== Aim ==
Please render the listing from its first line through the line holding "punch-hole (1851, 347, 1872, 368)", inclusive, as a Markdown table with the columns No. and Entry, giving each row a number and the line itself. Leave out blank lines.

== Given records ==
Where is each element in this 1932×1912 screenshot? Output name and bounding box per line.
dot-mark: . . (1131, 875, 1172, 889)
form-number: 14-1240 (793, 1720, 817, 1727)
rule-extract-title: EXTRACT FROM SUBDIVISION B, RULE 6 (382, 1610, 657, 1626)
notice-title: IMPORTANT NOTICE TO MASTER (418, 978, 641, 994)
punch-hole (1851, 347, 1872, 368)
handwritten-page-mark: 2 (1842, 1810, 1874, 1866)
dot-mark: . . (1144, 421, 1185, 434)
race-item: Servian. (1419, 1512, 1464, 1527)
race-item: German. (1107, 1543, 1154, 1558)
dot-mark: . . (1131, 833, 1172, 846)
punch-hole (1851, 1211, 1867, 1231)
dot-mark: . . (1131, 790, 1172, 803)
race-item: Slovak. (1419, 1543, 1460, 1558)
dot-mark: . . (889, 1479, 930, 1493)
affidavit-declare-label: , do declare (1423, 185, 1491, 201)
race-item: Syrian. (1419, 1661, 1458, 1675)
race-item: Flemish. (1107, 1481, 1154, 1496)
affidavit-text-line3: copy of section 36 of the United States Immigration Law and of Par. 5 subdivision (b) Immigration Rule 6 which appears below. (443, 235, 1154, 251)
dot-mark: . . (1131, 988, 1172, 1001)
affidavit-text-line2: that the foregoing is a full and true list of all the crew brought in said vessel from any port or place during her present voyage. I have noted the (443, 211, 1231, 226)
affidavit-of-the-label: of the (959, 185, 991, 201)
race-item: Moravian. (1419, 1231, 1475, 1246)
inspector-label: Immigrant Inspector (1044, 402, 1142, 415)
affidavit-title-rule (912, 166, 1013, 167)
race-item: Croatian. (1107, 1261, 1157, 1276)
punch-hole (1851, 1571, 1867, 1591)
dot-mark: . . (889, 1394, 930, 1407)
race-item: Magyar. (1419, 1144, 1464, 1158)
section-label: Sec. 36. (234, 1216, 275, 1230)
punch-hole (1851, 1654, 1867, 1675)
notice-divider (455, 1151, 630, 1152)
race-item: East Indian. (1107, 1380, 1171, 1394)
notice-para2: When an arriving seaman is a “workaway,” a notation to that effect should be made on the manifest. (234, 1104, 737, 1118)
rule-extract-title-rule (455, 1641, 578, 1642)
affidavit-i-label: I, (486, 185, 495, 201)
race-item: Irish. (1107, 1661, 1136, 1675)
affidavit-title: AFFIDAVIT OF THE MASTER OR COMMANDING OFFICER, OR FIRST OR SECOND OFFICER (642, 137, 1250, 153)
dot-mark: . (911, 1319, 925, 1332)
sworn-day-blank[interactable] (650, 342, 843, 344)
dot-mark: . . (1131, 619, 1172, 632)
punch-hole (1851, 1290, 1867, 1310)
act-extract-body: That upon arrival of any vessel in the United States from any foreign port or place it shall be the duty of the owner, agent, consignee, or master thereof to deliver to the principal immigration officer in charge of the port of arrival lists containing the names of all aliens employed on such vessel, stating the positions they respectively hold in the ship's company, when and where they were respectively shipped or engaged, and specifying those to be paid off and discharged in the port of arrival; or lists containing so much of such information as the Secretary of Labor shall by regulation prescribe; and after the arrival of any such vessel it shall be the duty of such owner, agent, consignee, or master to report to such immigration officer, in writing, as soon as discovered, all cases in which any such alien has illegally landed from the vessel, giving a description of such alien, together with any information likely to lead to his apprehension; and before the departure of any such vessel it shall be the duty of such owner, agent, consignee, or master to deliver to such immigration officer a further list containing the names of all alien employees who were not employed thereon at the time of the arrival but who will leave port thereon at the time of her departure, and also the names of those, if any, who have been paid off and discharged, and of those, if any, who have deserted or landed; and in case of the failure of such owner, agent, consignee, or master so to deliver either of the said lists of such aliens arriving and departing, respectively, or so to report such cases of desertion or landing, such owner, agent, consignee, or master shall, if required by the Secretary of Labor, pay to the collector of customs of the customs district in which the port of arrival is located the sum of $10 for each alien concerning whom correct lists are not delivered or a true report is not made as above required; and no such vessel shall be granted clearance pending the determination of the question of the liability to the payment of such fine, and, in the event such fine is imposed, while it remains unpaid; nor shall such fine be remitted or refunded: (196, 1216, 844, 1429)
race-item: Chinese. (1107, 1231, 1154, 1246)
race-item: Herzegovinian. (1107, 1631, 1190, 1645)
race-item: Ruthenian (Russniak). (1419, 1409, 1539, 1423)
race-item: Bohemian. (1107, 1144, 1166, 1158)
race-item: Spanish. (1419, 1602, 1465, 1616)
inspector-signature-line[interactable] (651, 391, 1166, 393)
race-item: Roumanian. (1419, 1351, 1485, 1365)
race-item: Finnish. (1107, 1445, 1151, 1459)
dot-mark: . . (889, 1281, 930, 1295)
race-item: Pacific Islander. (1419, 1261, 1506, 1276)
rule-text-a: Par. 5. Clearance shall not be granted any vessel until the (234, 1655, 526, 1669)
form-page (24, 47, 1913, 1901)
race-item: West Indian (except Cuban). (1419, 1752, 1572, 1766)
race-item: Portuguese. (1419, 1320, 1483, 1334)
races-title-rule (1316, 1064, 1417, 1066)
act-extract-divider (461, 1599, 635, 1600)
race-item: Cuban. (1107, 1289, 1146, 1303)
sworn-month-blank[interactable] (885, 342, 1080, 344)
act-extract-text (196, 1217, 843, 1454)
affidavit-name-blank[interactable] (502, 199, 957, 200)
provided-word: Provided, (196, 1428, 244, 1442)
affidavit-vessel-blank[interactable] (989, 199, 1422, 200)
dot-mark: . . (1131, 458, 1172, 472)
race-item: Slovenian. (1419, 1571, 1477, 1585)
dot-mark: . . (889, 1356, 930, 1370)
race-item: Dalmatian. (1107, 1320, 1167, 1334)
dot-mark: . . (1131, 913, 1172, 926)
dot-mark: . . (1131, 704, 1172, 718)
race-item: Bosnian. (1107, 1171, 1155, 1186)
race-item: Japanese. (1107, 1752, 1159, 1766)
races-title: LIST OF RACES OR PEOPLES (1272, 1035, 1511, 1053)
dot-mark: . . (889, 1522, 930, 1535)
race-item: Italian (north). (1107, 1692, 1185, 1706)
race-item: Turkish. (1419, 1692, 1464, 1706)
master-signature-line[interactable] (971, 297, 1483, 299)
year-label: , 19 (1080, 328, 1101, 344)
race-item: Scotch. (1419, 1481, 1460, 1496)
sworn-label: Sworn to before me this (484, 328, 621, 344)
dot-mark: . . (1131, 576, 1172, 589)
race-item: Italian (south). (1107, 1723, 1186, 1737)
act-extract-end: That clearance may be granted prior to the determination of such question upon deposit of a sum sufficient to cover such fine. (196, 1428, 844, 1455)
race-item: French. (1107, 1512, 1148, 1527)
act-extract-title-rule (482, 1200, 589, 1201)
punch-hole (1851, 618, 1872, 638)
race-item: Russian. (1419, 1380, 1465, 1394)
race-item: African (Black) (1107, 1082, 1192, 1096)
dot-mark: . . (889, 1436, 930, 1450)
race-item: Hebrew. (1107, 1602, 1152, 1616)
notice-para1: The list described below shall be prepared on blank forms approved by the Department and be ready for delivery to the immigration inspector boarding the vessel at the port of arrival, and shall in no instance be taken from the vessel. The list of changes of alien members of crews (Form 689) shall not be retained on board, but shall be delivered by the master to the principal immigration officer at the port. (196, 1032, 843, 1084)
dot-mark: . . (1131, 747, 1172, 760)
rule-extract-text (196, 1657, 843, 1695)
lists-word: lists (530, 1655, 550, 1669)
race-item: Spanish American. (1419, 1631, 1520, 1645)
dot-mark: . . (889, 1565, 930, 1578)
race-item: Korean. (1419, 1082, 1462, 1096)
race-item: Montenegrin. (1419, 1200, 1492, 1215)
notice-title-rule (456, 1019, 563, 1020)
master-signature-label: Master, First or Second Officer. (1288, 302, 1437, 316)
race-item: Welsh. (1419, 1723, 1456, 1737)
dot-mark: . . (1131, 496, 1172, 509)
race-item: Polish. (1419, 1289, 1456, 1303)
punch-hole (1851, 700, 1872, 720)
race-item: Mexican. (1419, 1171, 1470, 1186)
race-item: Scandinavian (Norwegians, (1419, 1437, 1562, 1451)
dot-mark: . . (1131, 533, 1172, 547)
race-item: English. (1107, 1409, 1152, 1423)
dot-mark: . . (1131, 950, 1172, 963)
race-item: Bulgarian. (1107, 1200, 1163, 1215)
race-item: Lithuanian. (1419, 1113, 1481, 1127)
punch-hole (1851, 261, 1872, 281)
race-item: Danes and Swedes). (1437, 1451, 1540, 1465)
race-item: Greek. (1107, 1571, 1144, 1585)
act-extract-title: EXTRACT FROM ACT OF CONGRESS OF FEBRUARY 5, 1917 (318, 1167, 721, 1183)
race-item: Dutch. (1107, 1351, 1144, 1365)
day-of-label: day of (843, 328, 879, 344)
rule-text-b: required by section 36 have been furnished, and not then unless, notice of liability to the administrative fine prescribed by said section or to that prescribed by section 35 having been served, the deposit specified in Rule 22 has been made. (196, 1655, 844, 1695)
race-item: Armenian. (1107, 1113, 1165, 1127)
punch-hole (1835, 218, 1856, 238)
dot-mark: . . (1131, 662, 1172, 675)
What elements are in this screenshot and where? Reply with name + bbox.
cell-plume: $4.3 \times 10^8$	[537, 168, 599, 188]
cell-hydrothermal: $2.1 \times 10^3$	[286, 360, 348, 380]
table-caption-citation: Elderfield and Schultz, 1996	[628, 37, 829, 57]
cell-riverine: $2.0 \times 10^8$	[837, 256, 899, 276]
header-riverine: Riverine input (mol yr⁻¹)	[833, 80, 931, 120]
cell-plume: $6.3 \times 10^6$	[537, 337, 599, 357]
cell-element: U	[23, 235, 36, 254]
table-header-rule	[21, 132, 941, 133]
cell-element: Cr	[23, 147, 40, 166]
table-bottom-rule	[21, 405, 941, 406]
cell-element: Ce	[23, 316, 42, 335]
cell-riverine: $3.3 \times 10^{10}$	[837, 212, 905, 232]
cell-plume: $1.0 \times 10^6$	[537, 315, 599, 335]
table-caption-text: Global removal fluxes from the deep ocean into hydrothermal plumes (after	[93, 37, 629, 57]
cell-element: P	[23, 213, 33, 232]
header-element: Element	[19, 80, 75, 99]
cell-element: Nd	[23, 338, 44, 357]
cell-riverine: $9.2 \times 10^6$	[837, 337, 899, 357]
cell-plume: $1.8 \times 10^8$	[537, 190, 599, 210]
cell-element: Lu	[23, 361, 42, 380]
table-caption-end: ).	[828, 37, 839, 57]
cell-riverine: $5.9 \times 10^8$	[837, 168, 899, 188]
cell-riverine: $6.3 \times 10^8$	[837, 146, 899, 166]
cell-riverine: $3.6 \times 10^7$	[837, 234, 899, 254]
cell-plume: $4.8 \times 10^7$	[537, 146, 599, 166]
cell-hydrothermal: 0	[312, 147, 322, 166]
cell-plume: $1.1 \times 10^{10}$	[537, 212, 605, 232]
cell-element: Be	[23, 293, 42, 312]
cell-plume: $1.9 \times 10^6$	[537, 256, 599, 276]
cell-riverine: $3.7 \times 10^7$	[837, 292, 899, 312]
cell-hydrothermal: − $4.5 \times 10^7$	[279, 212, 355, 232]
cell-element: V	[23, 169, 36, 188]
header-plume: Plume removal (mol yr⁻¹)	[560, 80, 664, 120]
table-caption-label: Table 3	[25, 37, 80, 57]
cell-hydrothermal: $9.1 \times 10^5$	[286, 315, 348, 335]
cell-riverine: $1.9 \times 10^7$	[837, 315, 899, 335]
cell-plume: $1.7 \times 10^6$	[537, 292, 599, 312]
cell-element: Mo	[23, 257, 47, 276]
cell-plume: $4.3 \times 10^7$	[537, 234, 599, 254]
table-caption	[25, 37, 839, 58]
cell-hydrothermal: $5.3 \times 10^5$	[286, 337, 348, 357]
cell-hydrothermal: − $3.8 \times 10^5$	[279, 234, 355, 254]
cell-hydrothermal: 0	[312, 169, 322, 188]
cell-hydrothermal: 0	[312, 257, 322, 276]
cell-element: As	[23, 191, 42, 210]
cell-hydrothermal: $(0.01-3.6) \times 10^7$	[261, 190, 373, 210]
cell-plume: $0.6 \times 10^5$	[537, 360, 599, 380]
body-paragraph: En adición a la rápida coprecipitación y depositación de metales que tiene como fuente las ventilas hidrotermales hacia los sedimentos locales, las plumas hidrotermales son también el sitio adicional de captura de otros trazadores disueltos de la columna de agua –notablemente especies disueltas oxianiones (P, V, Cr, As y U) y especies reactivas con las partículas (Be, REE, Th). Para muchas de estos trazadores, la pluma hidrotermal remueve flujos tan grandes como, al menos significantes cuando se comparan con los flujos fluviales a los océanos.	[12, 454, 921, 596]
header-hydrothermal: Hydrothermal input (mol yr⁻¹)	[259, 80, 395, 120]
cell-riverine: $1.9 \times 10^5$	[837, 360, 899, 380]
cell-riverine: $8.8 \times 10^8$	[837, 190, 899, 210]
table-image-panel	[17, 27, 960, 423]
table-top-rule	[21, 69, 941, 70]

== Result of the exercise ==
| No. | Entry |
|---|---|
| 1 | Where is each element in this 1932×1912 screenshot? Output name and bounding box per line. |
| 2 | dot-mark: . . (1131, 875, 1172, 889) |
| 3 | form-number: 14-1240 (793, 1720, 817, 1727) |
| 4 | rule-extract-title: EXTRACT FROM SUBDIVISION B, RULE 6 (382, 1610, 657, 1626) |
| 5 | notice-title: IMPORTANT NOTICE TO MASTER (418, 978, 641, 994) |
| 6 | punch-hole (1851, 347, 1872, 368) |